Is there one in the group (the one you mentioned usually invites you) who you could maybe have a word with?

BluddyMoFo · 17/03/2012 21:55

This reply has been deleted

Message withdrawn at poster's request.

Calamityboo · 17/03/2012 22:01

bloodymofo I think the point is that they are arranging these things and no one seems to be thinking to invite her, at the point where they all know and are discussing it, it is really embarrasing to feel like the spare wheel not knowing if it is an oversight, or they don't want you there, and not wanting to know the answer.

HippyHippopotamus · 17/03/2012 22:03

Ranked... Thank you for starting ths thread, I'm in exactly the same position ie being invited to evening things but not day things with my dc.

I'm foxed as to why... Hey, do you fancy meeting next week in the park with our dc? Grin

fatherchewylouis · 17/03/2012 22:10

How did you respond when the nice friend said "you should come along" that time? I'm wondering whether, in your embarrasment about the situation, you sounded dismissive and disinterested and so they didn't invite you next time as you didn't seem at all interested in joining them?

Annotated element entries:
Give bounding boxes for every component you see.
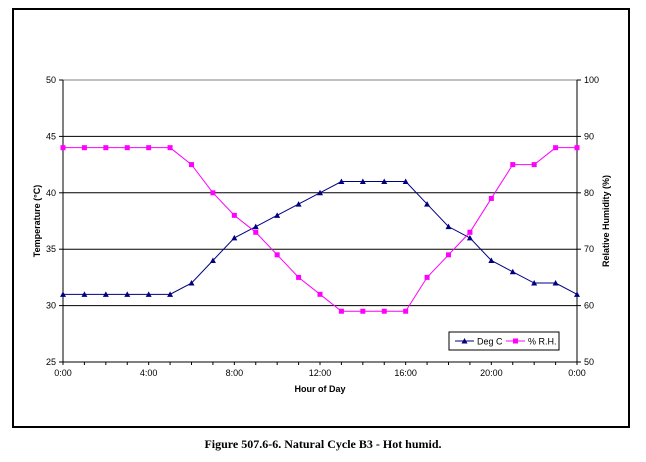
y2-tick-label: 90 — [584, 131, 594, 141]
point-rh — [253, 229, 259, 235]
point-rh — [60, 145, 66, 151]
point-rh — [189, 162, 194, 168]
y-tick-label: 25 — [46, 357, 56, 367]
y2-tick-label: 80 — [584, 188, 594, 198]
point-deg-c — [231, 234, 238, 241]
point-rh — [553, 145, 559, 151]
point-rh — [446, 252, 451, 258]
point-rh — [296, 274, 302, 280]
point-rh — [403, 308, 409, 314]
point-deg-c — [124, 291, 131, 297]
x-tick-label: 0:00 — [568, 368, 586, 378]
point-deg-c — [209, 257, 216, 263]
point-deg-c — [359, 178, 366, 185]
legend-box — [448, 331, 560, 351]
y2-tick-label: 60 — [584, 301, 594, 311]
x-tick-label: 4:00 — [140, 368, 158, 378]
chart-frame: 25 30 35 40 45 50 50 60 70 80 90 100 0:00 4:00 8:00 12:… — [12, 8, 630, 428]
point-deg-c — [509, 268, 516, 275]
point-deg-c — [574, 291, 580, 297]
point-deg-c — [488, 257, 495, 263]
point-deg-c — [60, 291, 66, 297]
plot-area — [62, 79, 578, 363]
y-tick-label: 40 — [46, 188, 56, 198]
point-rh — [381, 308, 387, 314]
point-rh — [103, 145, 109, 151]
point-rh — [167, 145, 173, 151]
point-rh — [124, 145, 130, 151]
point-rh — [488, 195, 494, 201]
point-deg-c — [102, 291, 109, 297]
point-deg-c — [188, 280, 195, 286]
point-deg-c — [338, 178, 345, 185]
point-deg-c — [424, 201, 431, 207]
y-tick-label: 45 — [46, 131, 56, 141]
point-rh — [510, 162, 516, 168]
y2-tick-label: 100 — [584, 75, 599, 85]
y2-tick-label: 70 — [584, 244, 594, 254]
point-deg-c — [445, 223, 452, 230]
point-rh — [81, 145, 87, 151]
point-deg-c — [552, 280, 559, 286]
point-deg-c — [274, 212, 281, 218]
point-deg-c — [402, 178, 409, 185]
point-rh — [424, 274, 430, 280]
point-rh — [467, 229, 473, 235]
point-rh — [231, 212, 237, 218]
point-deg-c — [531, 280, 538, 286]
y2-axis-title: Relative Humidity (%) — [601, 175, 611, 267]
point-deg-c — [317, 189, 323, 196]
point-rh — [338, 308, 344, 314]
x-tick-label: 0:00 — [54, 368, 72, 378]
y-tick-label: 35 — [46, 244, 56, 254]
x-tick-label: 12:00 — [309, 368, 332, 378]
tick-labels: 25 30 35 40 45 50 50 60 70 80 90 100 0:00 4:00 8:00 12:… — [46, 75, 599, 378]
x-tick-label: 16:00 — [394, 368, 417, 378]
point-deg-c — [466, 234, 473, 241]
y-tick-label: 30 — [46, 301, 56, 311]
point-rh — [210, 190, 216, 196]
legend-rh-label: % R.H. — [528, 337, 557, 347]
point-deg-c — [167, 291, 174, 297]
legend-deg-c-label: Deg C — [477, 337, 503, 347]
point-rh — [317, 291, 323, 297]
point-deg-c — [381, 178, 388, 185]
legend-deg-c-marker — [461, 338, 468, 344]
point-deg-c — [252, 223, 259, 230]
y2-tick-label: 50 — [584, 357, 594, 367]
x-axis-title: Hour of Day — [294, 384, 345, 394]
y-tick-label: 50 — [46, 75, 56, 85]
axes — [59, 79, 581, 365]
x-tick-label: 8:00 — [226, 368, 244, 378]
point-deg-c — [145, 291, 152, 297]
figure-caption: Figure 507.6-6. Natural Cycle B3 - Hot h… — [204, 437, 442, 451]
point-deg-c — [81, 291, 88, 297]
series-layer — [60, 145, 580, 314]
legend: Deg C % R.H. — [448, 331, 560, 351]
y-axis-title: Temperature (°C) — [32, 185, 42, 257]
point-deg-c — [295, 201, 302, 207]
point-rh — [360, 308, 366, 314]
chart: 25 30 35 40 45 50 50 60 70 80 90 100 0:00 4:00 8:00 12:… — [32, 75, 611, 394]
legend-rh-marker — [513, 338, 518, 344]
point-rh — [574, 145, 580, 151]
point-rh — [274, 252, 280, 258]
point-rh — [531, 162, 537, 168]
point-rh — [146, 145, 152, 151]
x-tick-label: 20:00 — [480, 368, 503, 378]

REQUIRED TASK ->
Can you carry on the forum thread about being left out of friends' daytime outings, starting right after its final reply?

ANSWER ->
Thoughrs based on bloodymofo's question...

rankedandfiled · 17/03/2012 22:55

Fatherchewy - when she said that I said I'd love to come, and indeed went along. So no, she didn't get a knock-back.

Bloodymofo - I've not been there when they've arranged these things, no - tbh I'm not sure what your point is. By the time I find out, the event has all been arranged, they've clearly been planning it for a while, tickets bought and it's too late for me to chip in and go along (or at least in the last case). I do express an interest in going to things when I know about them, or when I've been invited. And I also initiate stuff and invite them, so it's not like I'm acting like I couldn't care less.